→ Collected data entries

========================

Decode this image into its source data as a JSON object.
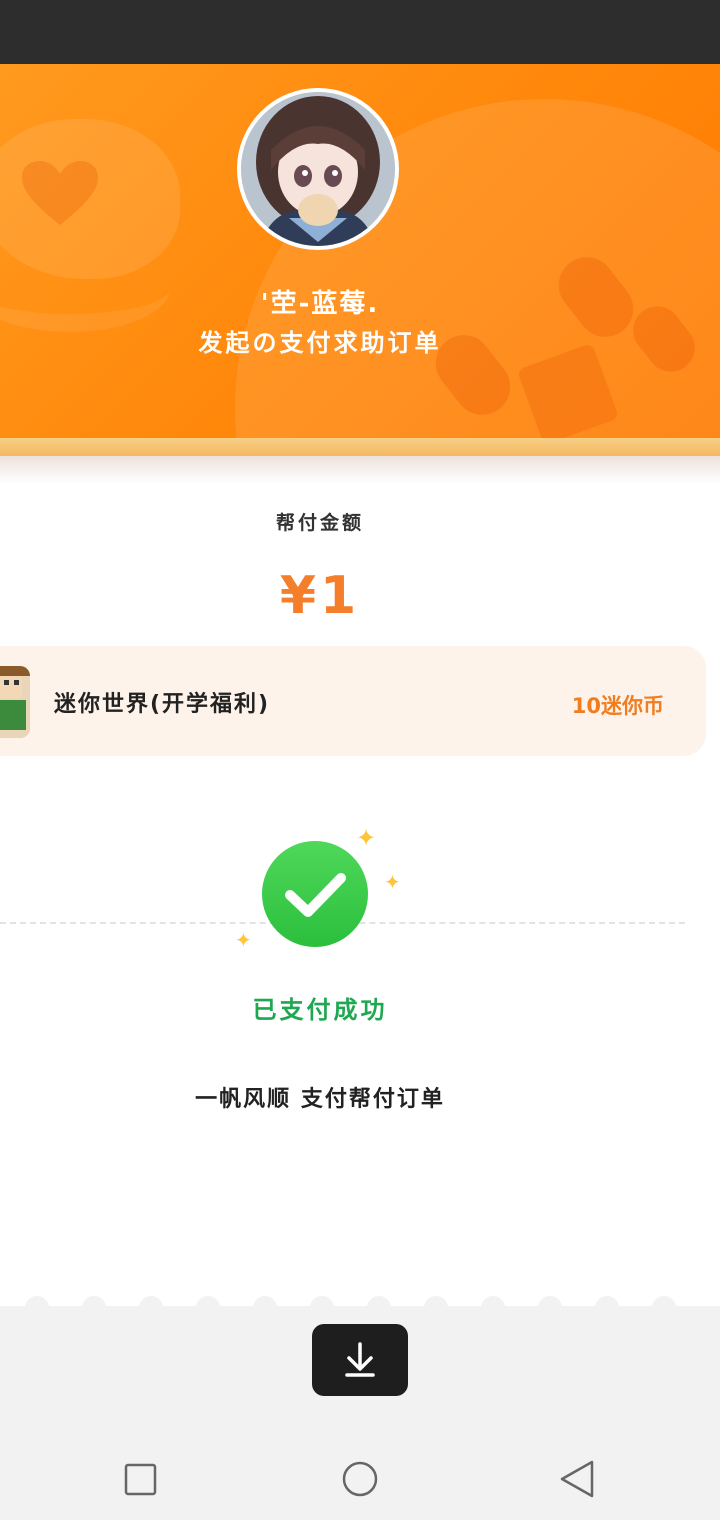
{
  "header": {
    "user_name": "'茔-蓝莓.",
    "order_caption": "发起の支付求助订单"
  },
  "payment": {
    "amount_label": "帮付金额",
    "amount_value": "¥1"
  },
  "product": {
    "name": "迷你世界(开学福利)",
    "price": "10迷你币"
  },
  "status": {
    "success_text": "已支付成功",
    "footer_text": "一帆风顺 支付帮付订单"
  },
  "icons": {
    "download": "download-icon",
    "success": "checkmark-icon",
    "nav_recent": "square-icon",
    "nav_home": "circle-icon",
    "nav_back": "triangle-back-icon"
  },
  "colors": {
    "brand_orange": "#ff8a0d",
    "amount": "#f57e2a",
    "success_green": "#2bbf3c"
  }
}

========================

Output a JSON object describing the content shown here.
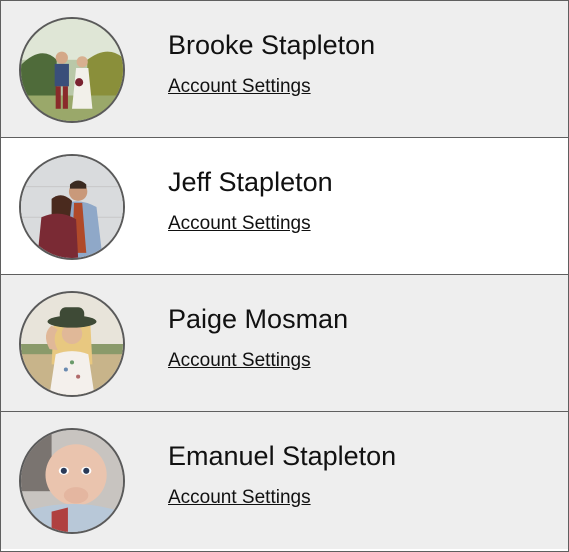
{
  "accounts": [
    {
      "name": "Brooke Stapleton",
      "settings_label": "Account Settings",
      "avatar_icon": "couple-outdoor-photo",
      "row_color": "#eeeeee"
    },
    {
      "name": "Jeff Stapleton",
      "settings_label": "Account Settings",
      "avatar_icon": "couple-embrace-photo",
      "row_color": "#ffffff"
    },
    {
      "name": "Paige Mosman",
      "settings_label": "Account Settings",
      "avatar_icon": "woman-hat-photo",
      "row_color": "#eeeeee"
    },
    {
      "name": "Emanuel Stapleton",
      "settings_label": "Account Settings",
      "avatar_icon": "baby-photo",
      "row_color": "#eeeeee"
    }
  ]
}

========================

→ Requirements
Pull every line containing the word "photo" out of the material and copy it.

→ The response
      "avatar_icon": "couple-outdoor-photo",
      "avatar_icon": "couple-embrace-photo",
      "avatar_icon": "woman-hat-photo",
      "avatar_icon": "baby-photo",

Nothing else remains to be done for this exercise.